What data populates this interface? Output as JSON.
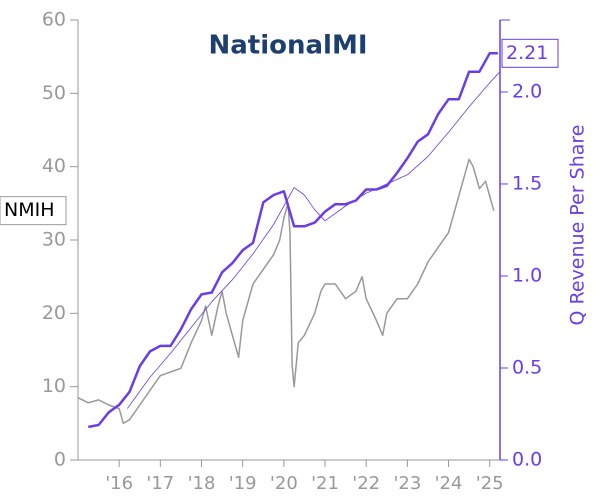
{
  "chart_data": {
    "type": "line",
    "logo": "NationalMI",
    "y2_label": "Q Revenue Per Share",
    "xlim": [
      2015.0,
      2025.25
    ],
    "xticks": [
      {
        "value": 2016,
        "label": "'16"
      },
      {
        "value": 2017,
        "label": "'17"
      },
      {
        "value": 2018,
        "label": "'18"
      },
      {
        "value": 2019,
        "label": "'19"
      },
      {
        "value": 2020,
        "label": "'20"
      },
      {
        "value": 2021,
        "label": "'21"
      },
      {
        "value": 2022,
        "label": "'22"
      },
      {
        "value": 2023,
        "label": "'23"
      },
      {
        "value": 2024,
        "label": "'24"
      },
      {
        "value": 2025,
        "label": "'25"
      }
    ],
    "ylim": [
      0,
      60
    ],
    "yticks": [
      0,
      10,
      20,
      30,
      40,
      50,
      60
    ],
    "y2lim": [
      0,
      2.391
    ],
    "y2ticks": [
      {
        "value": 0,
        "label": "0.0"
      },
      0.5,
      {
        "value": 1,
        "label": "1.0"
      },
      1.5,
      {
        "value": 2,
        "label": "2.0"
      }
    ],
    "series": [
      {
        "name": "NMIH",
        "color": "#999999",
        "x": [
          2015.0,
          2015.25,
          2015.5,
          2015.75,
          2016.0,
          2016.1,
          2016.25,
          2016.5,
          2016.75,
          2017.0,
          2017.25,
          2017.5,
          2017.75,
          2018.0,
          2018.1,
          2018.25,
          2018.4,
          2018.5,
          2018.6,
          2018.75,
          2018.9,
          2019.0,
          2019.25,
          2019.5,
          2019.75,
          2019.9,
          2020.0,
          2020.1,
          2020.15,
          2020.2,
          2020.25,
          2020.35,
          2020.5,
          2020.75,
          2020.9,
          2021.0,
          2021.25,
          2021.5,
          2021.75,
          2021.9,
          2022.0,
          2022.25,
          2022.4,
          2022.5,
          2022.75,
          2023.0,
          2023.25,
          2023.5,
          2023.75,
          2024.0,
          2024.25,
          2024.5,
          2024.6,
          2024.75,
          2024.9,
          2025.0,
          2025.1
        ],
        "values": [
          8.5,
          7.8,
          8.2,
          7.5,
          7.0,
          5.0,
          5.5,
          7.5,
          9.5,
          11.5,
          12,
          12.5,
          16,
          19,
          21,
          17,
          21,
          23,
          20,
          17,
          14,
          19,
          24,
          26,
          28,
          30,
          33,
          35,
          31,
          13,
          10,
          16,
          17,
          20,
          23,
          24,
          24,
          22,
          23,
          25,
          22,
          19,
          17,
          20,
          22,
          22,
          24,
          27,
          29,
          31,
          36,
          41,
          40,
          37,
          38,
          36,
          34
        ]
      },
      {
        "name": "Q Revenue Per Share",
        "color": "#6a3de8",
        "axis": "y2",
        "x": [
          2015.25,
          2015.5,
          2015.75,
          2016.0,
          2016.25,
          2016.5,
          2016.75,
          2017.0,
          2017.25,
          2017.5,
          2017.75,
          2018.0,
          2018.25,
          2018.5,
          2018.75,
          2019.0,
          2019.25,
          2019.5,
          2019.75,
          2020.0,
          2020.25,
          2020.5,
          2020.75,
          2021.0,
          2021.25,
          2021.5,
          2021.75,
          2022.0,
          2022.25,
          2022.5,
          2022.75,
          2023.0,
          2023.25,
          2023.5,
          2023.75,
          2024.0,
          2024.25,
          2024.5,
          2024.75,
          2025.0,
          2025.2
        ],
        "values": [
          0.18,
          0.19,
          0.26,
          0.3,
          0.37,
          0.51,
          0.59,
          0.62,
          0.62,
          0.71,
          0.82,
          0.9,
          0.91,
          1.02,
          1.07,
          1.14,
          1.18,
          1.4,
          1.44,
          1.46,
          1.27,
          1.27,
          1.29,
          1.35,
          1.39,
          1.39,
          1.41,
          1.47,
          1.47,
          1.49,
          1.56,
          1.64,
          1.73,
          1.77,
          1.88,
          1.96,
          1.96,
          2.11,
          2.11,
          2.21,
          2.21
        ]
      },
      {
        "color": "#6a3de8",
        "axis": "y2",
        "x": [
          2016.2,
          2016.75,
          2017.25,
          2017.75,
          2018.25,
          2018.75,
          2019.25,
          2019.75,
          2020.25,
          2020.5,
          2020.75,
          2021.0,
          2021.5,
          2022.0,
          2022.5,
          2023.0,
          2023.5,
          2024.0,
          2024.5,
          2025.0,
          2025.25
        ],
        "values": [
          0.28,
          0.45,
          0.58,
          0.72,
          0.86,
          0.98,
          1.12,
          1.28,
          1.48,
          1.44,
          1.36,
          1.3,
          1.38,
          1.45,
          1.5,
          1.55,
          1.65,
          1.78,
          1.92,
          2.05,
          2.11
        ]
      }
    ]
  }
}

========================================================================

**Objective:** List the lines of the entries that include "Revenue".

**Solution to the exercise:**
    "y2_label": "Q Revenue Per Share",
        "name": "Q Revenue Per Share",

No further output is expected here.